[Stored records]

#####

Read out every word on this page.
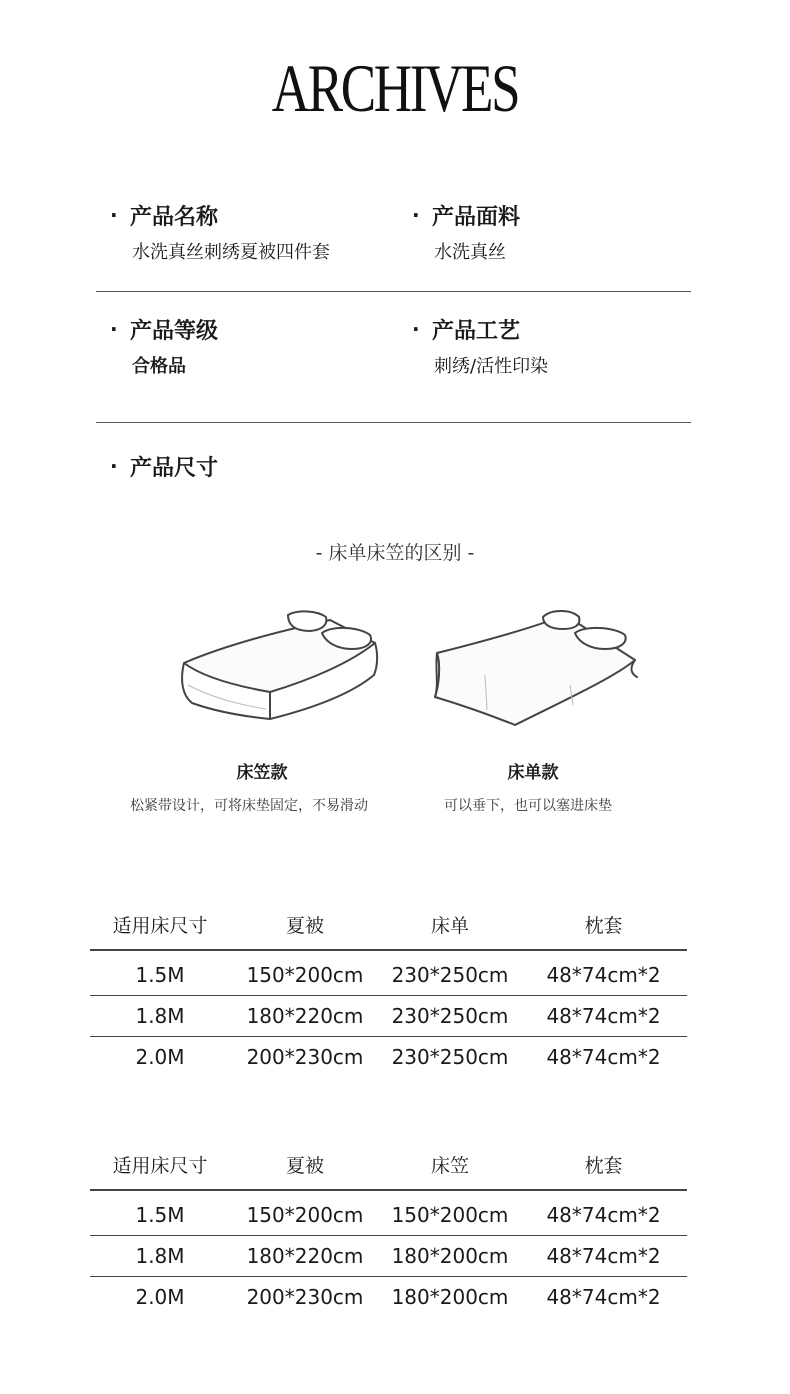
ARCHIVES
· 产品名称
水洗真丝刺绣夏被四件套
· 产品面料
水洗真丝
· 产品等级
合格品
· 产品工艺
刺绣/活性印染
· 产品尺寸
- 床单床笠的区别 -
床笠款
松紧带设计，可将床垫固定，不易滑动
床单款
可以垂下，也可以塞进床垫
适用床尺寸	夏被	床单	枕套
1.5M	150*200cm	230*250cm	48*74cm*2
1.8M	180*220cm	230*250cm	48*74cm*2
2.0M	200*230cm	230*250cm	48*74cm*2
适用床尺寸	夏被	床笠	枕套
1.5M	150*200cm	150*200cm	48*74cm*2
1.8M	180*220cm	180*200cm	48*74cm*2
2.0M	200*230cm	180*200cm	48*74cm*2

#####

# WORK TO DO
Repeat everything in the records precisely. Images are excluded from the copy.

# EXERCISE RESULT
Read out every word on this page.
ARCHIVES
· 产品名称
水洗真丝刺绣夏被四件套
· 产品面料
水洗真丝
· 产品等级
合格品
· 产品工艺
刺绣/活性印染
· 产品尺寸
- 床单床笠的区别 -
床笠款
松紧带设计，可将床垫固定，不易滑动
床单款
可以垂下，也可以塞进床垫
适用床尺寸	夏被	床单	枕套
1.5M	150*200cm	230*250cm	48*74cm*2
1.8M	180*220cm	230*250cm	48*74cm*2
2.0M	200*230cm	230*250cm	48*74cm*2
适用床尺寸	夏被	床笠	枕套
1.5M	150*200cm	150*200cm	48*74cm*2
1.8M	180*220cm	180*200cm	48*74cm*2
2.0M	200*230cm	180*200cm	48*74cm*2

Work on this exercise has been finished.